■ **Records to process**:
- - - - - - -

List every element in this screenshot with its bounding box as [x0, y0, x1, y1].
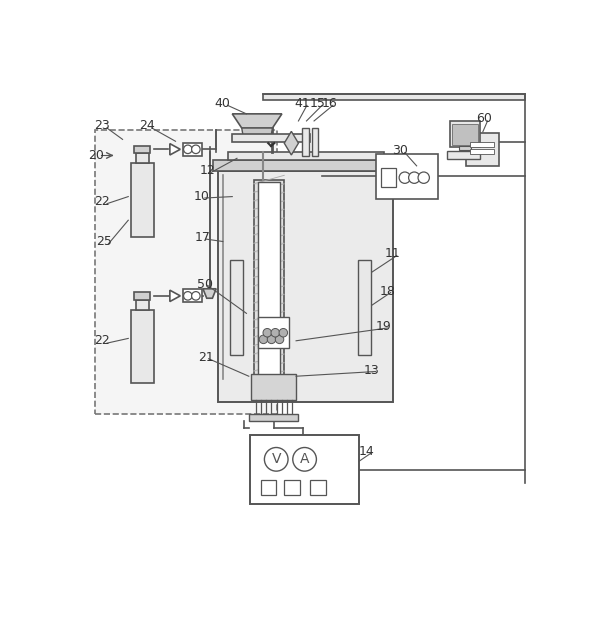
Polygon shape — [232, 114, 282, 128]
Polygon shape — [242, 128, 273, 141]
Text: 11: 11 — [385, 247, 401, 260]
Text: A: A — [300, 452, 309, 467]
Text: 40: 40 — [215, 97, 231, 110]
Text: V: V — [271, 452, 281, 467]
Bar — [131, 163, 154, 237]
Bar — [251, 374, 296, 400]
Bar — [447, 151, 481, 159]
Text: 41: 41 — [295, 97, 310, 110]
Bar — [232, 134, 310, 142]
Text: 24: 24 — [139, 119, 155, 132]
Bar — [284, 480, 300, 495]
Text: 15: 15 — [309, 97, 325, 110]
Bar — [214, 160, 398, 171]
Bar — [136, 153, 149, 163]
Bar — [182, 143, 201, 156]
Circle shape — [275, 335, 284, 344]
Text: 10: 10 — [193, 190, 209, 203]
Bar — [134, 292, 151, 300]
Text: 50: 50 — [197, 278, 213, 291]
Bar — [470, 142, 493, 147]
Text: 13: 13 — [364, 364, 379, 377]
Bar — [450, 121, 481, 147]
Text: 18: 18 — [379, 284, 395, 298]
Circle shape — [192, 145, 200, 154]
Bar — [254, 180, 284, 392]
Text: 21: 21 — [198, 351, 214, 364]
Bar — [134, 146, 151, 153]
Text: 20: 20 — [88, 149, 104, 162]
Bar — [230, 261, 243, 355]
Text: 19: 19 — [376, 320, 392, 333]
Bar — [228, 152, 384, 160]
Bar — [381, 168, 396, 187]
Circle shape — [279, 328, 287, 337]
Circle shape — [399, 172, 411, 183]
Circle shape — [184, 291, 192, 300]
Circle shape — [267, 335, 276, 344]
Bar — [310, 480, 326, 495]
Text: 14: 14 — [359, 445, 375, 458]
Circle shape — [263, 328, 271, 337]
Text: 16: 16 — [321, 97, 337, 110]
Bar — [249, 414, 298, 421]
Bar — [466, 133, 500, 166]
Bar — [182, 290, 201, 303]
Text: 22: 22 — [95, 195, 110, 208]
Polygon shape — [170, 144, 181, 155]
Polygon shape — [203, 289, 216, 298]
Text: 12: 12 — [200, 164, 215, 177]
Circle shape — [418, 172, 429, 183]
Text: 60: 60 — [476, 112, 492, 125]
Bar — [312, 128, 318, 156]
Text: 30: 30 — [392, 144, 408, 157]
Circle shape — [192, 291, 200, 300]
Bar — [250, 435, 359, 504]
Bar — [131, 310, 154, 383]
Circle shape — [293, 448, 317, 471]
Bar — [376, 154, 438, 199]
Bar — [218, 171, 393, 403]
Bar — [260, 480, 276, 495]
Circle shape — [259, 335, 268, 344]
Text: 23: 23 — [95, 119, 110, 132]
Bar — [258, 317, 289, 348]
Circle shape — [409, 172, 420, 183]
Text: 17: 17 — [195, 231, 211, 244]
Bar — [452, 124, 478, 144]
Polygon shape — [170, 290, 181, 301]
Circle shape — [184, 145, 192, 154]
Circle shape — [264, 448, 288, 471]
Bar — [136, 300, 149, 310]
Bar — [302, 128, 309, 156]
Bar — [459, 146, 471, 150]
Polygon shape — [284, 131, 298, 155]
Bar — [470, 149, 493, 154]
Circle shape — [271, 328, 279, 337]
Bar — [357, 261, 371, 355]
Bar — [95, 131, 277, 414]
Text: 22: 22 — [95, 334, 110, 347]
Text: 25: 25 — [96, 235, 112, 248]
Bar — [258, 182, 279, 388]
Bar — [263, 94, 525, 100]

- - - - - - -

Copy all of the material above line for line, without changing anything. Leave the picture out of your answer.

List every element in this screenshot with its bounding box as [x0, y0, x1, y1].
Polygon shape — [232, 114, 282, 128]
Polygon shape — [242, 128, 273, 141]
Text: 11: 11 — [385, 247, 401, 260]
Text: A: A — [300, 452, 309, 467]
Text: 40: 40 — [215, 97, 231, 110]
Text: V: V — [271, 452, 281, 467]
Bar — [131, 163, 154, 237]
Bar — [251, 374, 296, 400]
Bar — [447, 151, 481, 159]
Text: 41: 41 — [295, 97, 310, 110]
Bar — [232, 134, 310, 142]
Text: 24: 24 — [139, 119, 155, 132]
Bar — [284, 480, 300, 495]
Text: 15: 15 — [309, 97, 325, 110]
Bar — [214, 160, 398, 171]
Bar — [136, 153, 149, 163]
Bar — [182, 143, 201, 156]
Circle shape — [275, 335, 284, 344]
Text: 10: 10 — [193, 190, 209, 203]
Bar — [134, 292, 151, 300]
Text: 50: 50 — [197, 278, 213, 291]
Bar — [470, 142, 493, 147]
Text: 13: 13 — [364, 364, 379, 377]
Bar — [450, 121, 481, 147]
Text: 18: 18 — [379, 284, 395, 298]
Circle shape — [192, 145, 200, 154]
Bar — [254, 180, 284, 392]
Text: 21: 21 — [198, 351, 214, 364]
Bar — [134, 146, 151, 153]
Text: 20: 20 — [88, 149, 104, 162]
Bar — [230, 261, 243, 355]
Text: 19: 19 — [376, 320, 392, 333]
Bar — [228, 152, 384, 160]
Bar — [381, 168, 396, 187]
Circle shape — [279, 328, 287, 337]
Circle shape — [399, 172, 411, 183]
Circle shape — [184, 291, 192, 300]
Circle shape — [267, 335, 276, 344]
Bar — [310, 480, 326, 495]
Text: 14: 14 — [359, 445, 375, 458]
Circle shape — [263, 328, 271, 337]
Text: 16: 16 — [321, 97, 337, 110]
Bar — [249, 414, 298, 421]
Bar — [466, 133, 500, 166]
Bar — [182, 290, 201, 303]
Text: 22: 22 — [95, 195, 110, 208]
Polygon shape — [170, 144, 181, 155]
Polygon shape — [203, 289, 216, 298]
Text: 12: 12 — [200, 164, 215, 177]
Circle shape — [418, 172, 429, 183]
Text: 60: 60 — [476, 112, 492, 125]
Bar — [312, 128, 318, 156]
Text: 30: 30 — [392, 144, 408, 157]
Circle shape — [192, 291, 200, 300]
Bar — [250, 435, 359, 504]
Bar — [131, 310, 154, 383]
Circle shape — [293, 448, 317, 471]
Bar — [376, 154, 438, 199]
Bar — [218, 171, 393, 403]
Bar — [260, 480, 276, 495]
Circle shape — [259, 335, 268, 344]
Text: 23: 23 — [95, 119, 110, 132]
Bar — [258, 317, 289, 348]
Circle shape — [409, 172, 420, 183]
Text: 17: 17 — [195, 231, 211, 244]
Bar — [452, 124, 478, 144]
Polygon shape — [170, 290, 181, 301]
Circle shape — [184, 145, 192, 154]
Circle shape — [264, 448, 288, 471]
Bar — [136, 300, 149, 310]
Bar — [302, 128, 309, 156]
Bar — [459, 146, 471, 150]
Polygon shape — [284, 131, 298, 155]
Bar — [470, 149, 493, 154]
Circle shape — [271, 328, 279, 337]
Bar — [357, 261, 371, 355]
Bar — [95, 131, 277, 414]
Text: 22: 22 — [95, 334, 110, 347]
Text: 25: 25 — [96, 235, 112, 248]
Bar — [258, 182, 279, 388]
Bar — [263, 94, 525, 100]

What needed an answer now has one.